## CHALLENGE
Copy every line of the data that contains the string "Indians".

## DATA ROWS
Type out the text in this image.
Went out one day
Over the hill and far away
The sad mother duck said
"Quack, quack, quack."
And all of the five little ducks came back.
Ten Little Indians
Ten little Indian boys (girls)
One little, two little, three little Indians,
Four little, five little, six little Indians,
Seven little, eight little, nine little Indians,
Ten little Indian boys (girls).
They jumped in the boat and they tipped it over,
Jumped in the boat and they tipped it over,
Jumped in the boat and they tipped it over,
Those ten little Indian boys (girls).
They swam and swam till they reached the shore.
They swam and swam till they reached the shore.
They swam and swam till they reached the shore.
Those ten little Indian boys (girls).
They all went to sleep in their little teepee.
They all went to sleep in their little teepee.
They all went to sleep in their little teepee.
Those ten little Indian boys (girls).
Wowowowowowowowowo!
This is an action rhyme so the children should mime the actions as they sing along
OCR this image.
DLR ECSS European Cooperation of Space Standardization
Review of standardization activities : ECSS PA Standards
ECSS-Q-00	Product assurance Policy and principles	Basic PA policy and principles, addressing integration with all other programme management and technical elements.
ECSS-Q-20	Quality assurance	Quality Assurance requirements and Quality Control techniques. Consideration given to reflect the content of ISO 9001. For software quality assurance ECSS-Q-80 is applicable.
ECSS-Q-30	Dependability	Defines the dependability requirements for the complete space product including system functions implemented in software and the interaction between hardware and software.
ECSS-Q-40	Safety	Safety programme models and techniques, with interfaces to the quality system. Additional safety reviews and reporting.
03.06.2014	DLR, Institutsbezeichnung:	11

## TASK SOLUTION
Ten Little Indians
One little, two little, three little Indians,
Four little, five little, six little Indians,
Seven little, eight little, nine little Indians,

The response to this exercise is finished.